### Provided data
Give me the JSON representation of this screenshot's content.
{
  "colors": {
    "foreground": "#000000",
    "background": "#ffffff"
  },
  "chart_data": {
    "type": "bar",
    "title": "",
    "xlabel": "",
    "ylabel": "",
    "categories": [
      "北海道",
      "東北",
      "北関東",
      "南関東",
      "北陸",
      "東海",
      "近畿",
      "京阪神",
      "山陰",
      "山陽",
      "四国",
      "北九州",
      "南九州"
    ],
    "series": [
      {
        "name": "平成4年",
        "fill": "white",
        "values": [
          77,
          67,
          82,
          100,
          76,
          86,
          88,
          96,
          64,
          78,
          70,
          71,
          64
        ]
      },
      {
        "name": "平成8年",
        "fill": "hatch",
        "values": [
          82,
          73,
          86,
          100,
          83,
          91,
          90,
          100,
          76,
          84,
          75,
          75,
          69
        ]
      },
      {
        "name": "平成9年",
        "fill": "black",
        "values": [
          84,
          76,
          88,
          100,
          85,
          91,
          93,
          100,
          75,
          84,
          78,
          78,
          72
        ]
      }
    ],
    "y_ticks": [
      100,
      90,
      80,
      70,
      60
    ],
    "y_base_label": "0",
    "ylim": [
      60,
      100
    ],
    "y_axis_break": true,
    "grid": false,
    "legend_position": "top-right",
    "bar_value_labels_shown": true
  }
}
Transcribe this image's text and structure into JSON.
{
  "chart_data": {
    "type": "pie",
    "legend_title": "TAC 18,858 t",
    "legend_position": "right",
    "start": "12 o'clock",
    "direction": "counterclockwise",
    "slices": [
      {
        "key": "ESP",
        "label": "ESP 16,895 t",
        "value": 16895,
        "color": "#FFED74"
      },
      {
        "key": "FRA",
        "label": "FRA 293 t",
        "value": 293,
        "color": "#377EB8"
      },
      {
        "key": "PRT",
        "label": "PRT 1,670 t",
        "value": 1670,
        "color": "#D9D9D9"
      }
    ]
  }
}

### Written instruction
Gather from the entries above all lines that include the string "right".

### In response
    "legend_position": "top-right",
    "legend_position": "right",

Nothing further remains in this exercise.